_WORK INSTRUCTIONS_.
Transcribe the material exactly. Images do not belong in the copy.

_RECORDS PROVIDED_.
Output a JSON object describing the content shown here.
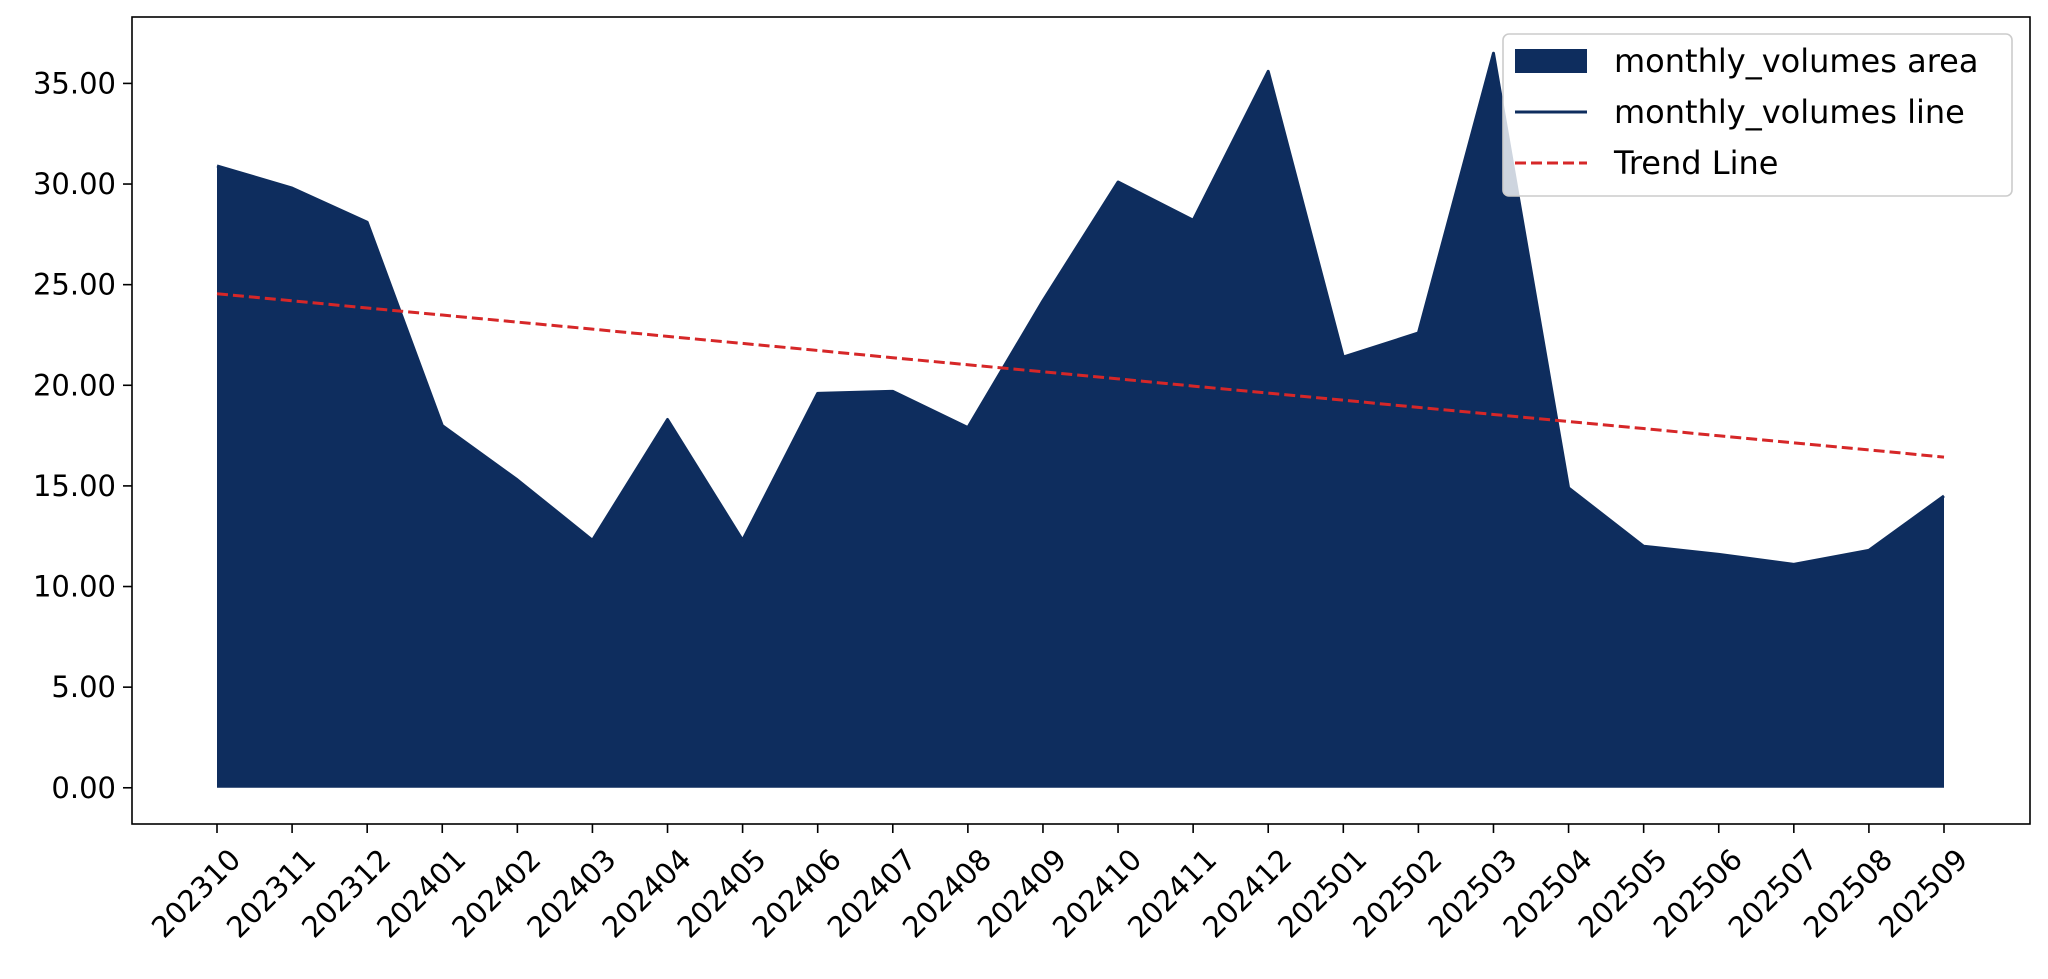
{
  "chart_data": {
    "type": "area",
    "title": "",
    "xlabel": "",
    "ylabel": "",
    "categories": [
      "202310",
      "202311",
      "202312",
      "202401",
      "202402",
      "202403",
      "202404",
      "202405",
      "202406",
      "202407",
      "202408",
      "202409",
      "202410",
      "202411",
      "202412",
      "202501",
      "202502",
      "202503",
      "202504",
      "202505",
      "202506",
      "202507",
      "202508",
      "202509"
    ],
    "series": [
      {
        "name": "monthly_volumes area",
        "kind": "area",
        "color": "#0e2d5e",
        "values": [
          30.9,
          29.8,
          28.1,
          18.0,
          15.3,
          12.3,
          18.3,
          12.3,
          19.6,
          19.7,
          17.9,
          24.2,
          30.1,
          28.2,
          35.6,
          21.4,
          22.6,
          36.5,
          14.9,
          12.0,
          11.6,
          11.1,
          11.8,
          14.5
        ]
      },
      {
        "name": "monthly_volumes line",
        "kind": "line",
        "color": "#0e2d5e",
        "values": [
          30.9,
          29.8,
          28.1,
          18.0,
          15.3,
          12.3,
          18.3,
          12.3,
          19.6,
          19.7,
          17.9,
          24.2,
          30.1,
          28.2,
          35.6,
          21.4,
          22.6,
          36.5,
          14.9,
          12.0,
          11.6,
          11.1,
          11.8,
          14.5
        ]
      },
      {
        "name": "Trend Line",
        "kind": "dashed-line",
        "color": "#d62728",
        "values": [
          24.55,
          24.2,
          23.84,
          23.49,
          23.14,
          22.79,
          22.43,
          22.08,
          21.73,
          21.37,
          21.02,
          20.67,
          20.32,
          19.96,
          19.61,
          19.26,
          18.9,
          18.55,
          18.2,
          17.85,
          17.49,
          17.14,
          16.79,
          16.43
        ]
      }
    ],
    "y_ticks": [
      "0.00",
      "5.00",
      "10.00",
      "15.00",
      "20.00",
      "25.00",
      "30.00",
      "35.00"
    ],
    "y_tick_values": [
      0,
      5,
      10,
      15,
      20,
      25,
      30,
      35
    ],
    "ylim": [
      -1.8,
      38.3
    ],
    "grid": false,
    "legend_position": "top-right"
  }
}
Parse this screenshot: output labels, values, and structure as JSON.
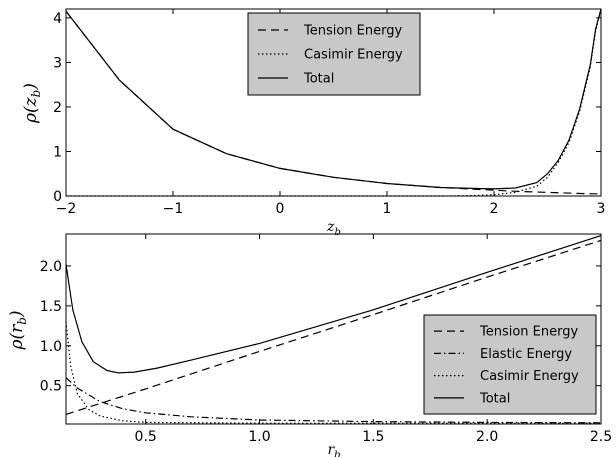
{
  "chart_data": [
    {
      "type": "line",
      "xlabel": "z_b",
      "ylabel": "ρ(z_b)",
      "xlim": [
        -2,
        3
      ],
      "ylim": [
        0,
        4.2
      ],
      "xticks": [
        "−2",
        "−1",
        "0",
        "1",
        "2",
        "3"
      ],
      "yticks": [
        "0",
        "1",
        "2",
        "3",
        "4"
      ],
      "grid": false,
      "legend_position": "top-center",
      "series": [
        {
          "name": "Tension Energy",
          "style": "dashed",
          "x": [
            -2.0,
            -1.5,
            -1.0,
            -0.5,
            0.0,
            0.5,
            1.0,
            1.5,
            2.0,
            2.25,
            2.5,
            2.75,
            2.9,
            3.0
          ],
          "y": [
            4.15,
            2.6,
            1.5,
            0.95,
            0.62,
            0.42,
            0.28,
            0.19,
            0.13,
            0.1,
            0.08,
            0.06,
            0.05,
            0.05
          ]
        },
        {
          "name": "Casimir Energy",
          "style": "dotted",
          "x": [
            -2.0,
            0.0,
            1.0,
            1.5,
            1.8,
            2.0,
            2.2,
            2.4,
            2.5,
            2.6,
            2.7,
            2.8,
            2.9,
            2.95,
            3.0
          ],
          "y": [
            0.0,
            0.0,
            0.0,
            0.0,
            0.01,
            0.03,
            0.08,
            0.22,
            0.42,
            0.75,
            1.2,
            1.9,
            2.9,
            3.7,
            4.2
          ]
        },
        {
          "name": "Total",
          "style": "solid",
          "x": [
            -2.0,
            -1.5,
            -1.0,
            -0.5,
            0.0,
            0.5,
            1.0,
            1.5,
            1.8,
            2.0,
            2.2,
            2.4,
            2.5,
            2.6,
            2.7,
            2.8,
            2.9,
            2.95,
            3.0
          ],
          "y": [
            4.15,
            2.6,
            1.5,
            0.95,
            0.62,
            0.42,
            0.28,
            0.19,
            0.17,
            0.16,
            0.18,
            0.3,
            0.5,
            0.8,
            1.25,
            1.95,
            2.95,
            3.75,
            4.2
          ]
        }
      ]
    },
    {
      "type": "line",
      "xlabel": "r_b",
      "ylabel": "ρ(r_b)",
      "xlim": [
        0.15,
        2.5
      ],
      "ylim": [
        0.02,
        2.4
      ],
      "xticks": [
        "0.5",
        "1.0",
        "1.5",
        "2.0",
        "2.5"
      ],
      "yticks": [
        "0.5",
        "1.0",
        "1.5",
        "2.0"
      ],
      "grid": false,
      "legend_position": "bottom-right",
      "series": [
        {
          "name": "Tension Energy",
          "style": "dashed",
          "x": [
            0.15,
            0.5,
            1.0,
            1.5,
            2.0,
            2.5
          ],
          "y": [
            0.14,
            0.46,
            0.93,
            1.39,
            1.86,
            2.32
          ]
        },
        {
          "name": "Elastic Energy",
          "style": "dashdot",
          "x": [
            0.15,
            0.2,
            0.3,
            0.4,
            0.5,
            0.7,
            1.0,
            1.5,
            2.0,
            2.5
          ],
          "y": [
            0.6,
            0.47,
            0.3,
            0.21,
            0.16,
            0.11,
            0.07,
            0.05,
            0.04,
            0.035
          ]
        },
        {
          "name": "Casimir Energy",
          "style": "dotted",
          "x": [
            0.15,
            0.17,
            0.2,
            0.25,
            0.3,
            0.4,
            0.5,
            1.0,
            1.5,
            2.0,
            2.5
          ],
          "y": [
            1.3,
            0.75,
            0.4,
            0.2,
            0.12,
            0.06,
            0.04,
            0.03,
            0.03,
            0.03,
            0.03
          ]
        },
        {
          "name": "Total",
          "style": "solid",
          "x": [
            0.15,
            0.18,
            0.22,
            0.27,
            0.33,
            0.38,
            0.45,
            0.55,
            0.7,
            1.0,
            1.5,
            2.0,
            2.5
          ],
          "y": [
            2.02,
            1.45,
            1.05,
            0.8,
            0.69,
            0.66,
            0.67,
            0.72,
            0.82,
            1.03,
            1.45,
            1.92,
            2.38
          ]
        }
      ]
    }
  ]
}
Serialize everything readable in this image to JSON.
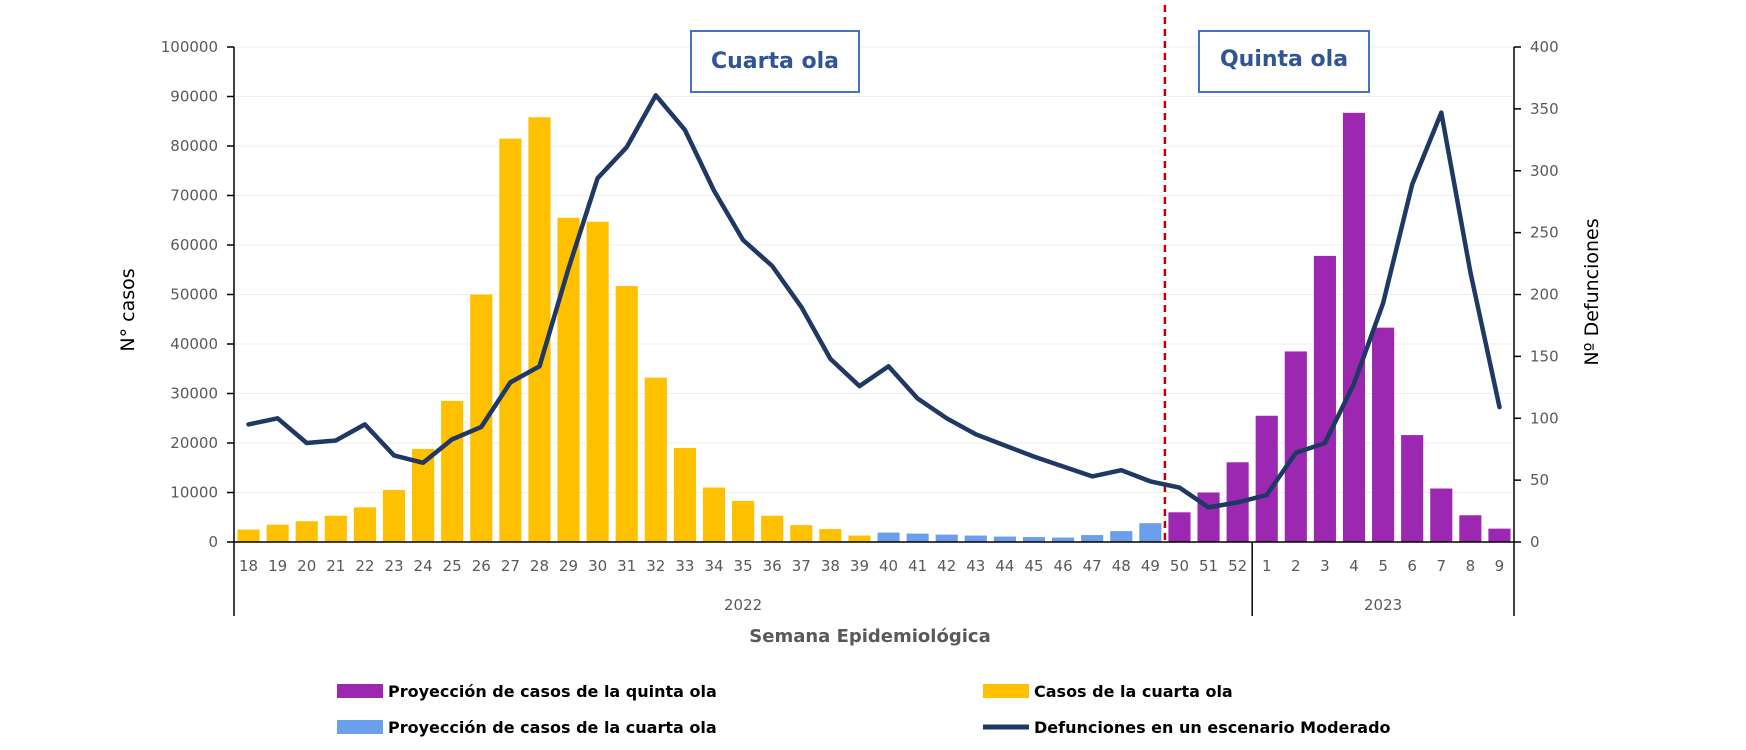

_RESPONSE_.
Output a JSON object describing the content shown here.
{
  "chart_data": {
    "type": "area",
    "title": "",
    "xlabel": "",
    "ylabel": "",
    "categories": [
      "202310",
      "202311",
      "202312",
      "202401",
      "202402",
      "202403",
      "202404",
      "202405",
      "202406",
      "202407",
      "202408",
      "202409",
      "202410",
      "202411",
      "202412",
      "202501",
      "202502",
      "202503",
      "202504",
      "202505",
      "202506",
      "202507",
      "202508",
      "202509"
    ],
    "series": [
      {
        "name": "monthly_volumes area",
        "kind": "area",
        "color": "#0e2d5e",
        "values": [
          30.9,
          29.8,
          28.1,
          18.0,
          15.3,
          12.3,
          18.3,
          12.3,
          19.6,
          19.7,
          17.9,
          24.2,
          30.1,
          28.2,
          35.6,
          21.4,
          22.6,
          36.5,
          14.9,
          12.0,
          11.6,
          11.1,
          11.8,
          14.5
        ]
      },
      {
        "name": "monthly_volumes line",
        "kind": "line",
        "color": "#0e2d5e",
        "values": [
          30.9,
          29.8,
          28.1,
          18.0,
          15.3,
          12.3,
          18.3,
          12.3,
          19.6,
          19.7,
          17.9,
          24.2,
          30.1,
          28.2,
          35.6,
          21.4,
          22.6,
          36.5,
          14.9,
          12.0,
          11.6,
          11.1,
          11.8,
          14.5
        ]
      },
      {
        "name": "Trend Line",
        "kind": "dashed-line",
        "color": "#d62728",
        "values": [
          24.55,
          24.2,
          23.84,
          23.49,
          23.14,
          22.79,
          22.43,
          22.08,
          21.73,
          21.37,
          21.02,
          20.67,
          20.32,
          19.96,
          19.61,
          19.26,
          18.9,
          18.55,
          18.2,
          17.85,
          17.49,
          17.14,
          16.79,
          16.43
        ]
      }
    ],
    "y_ticks": [
      "0.00",
      "5.00",
      "10.00",
      "15.00",
      "20.00",
      "25.00",
      "30.00",
      "35.00"
    ],
    "y_tick_values": [
      0,
      5,
      10,
      15,
      20,
      25,
      30,
      35
    ],
    "ylim": [
      -1.8,
      38.3
    ],
    "grid": false,
    "legend_position": "top-right"
  }
}
Parse this screenshot: output labels, values, and structure as JSON.
{
  "chart_data": [
    {
      "type": "line",
      "xlabel": "z_b",
      "ylabel": "ρ(z_b)",
      "xlim": [
        -2,
        3
      ],
      "ylim": [
        0,
        4.2
      ],
      "xticks": [
        "−2",
        "−1",
        "0",
        "1",
        "2",
        "3"
      ],
      "yticks": [
        "0",
        "1",
        "2",
        "3",
        "4"
      ],
      "grid": false,
      "legend_position": "top-center",
      "series": [
        {
          "name": "Tension Energy",
          "style": "dashed",
          "x": [
            -2.0,
            -1.5,
            -1.0,
            -0.5,
            0.0,
            0.5,
            1.0,
            1.5,
            2.0,
            2.25,
            2.5,
            2.75,
            2.9,
            3.0
          ],
          "y": [
            4.15,
            2.6,
            1.5,
            0.95,
            0.62,
            0.42,
            0.28,
            0.19,
            0.13,
            0.1,
            0.08,
            0.06,
            0.05,
            0.05
          ]
        },
        {
          "name": "Casimir Energy",
          "style": "dotted",
          "x": [
            -2.0,
            0.0,
            1.0,
            1.5,
            1.8,
            2.0,
            2.2,
            2.4,
            2.5,
            2.6,
            2.7,
            2.8,
            2.9,
            2.95,
            3.0
          ],
          "y": [
            0.0,
            0.0,
            0.0,
            0.0,
            0.01,
            0.03,
            0.08,
            0.22,
            0.42,
            0.75,
            1.2,
            1.9,
            2.9,
            3.7,
            4.2
          ]
        },
        {
          "name": "Total",
          "style": "solid",
          "x": [
            -2.0,
            -1.5,
            -1.0,
            -0.5,
            0.0,
            0.5,
            1.0,
            1.5,
            1.8,
            2.0,
            2.2,
            2.4,
            2.5,
            2.6,
            2.7,
            2.8,
            2.9,
            2.95,
            3.0
          ],
          "y": [
            4.15,
            2.6,
            1.5,
            0.95,
            0.62,
            0.42,
            0.28,
            0.19,
            0.17,
            0.16,
            0.18,
            0.3,
            0.5,
            0.8,
            1.25,
            1.95,
            2.95,
            3.75,
            4.2
          ]
        }
      ]
    },
    {
      "type": "line",
      "xlabel": "r_b",
      "ylabel": "ρ(r_b)",
      "xlim": [
        0.15,
        2.5
      ],
      "ylim": [
        0.02,
        2.4
      ],
      "xticks": [
        "0.5",
        "1.0",
        "1.5",
        "2.0",
        "2.5"
      ],
      "yticks": [
        "0.5",
        "1.0",
        "1.5",
        "2.0"
      ],
      "grid": false,
      "legend_position": "bottom-right",
      "series": [
        {
          "name": "Tension Energy",
          "style": "dashed",
          "x": [
            0.15,
            0.5,
            1.0,
            1.5,
            2.0,
            2.5
          ],
          "y": [
            0.14,
            0.46,
            0.93,
            1.39,
            1.86,
            2.32
          ]
        },
        {
          "name": "Elastic Energy",
          "style": "dashdot",
          "x": [
            0.15,
            0.2,
            0.3,
            0.4,
            0.5,
            0.7,
            1.0,
            1.5,
            2.0,
            2.5
          ],
          "y": [
            0.6,
            0.47,
            0.3,
            0.21,
            0.16,
            0.11,
            0.07,
            0.05,
            0.04,
            0.035
          ]
        },
        {
          "name": "Casimir Energy",
          "style": "dotted",
          "x": [
            0.15,
            0.17,
            0.2,
            0.25,
            0.3,
            0.4,
            0.5,
            1.0,
            1.5,
            2.0,
            2.5
          ],
          "y": [
            1.3,
            0.75,
            0.4,
            0.2,
            0.12,
            0.06,
            0.04,
            0.03,
            0.03,
            0.03,
            0.03
          ]
        },
        {
          "name": "Total",
          "style": "solid",
          "x": [
            0.15,
            0.18,
            0.22,
            0.27,
            0.33,
            0.38,
            0.45,
            0.55,
            0.7,
            1.0,
            1.5,
            2.0,
            2.5
          ],
          "y": [
            2.02,
            1.45,
            1.05,
            0.8,
            0.69,
            0.66,
            0.67,
            0.72,
            0.82,
            1.03,
            1.45,
            1.92,
            2.38
          ]
        }
      ]
    }
  ]
}
Serialize everything readable in this image to JSON.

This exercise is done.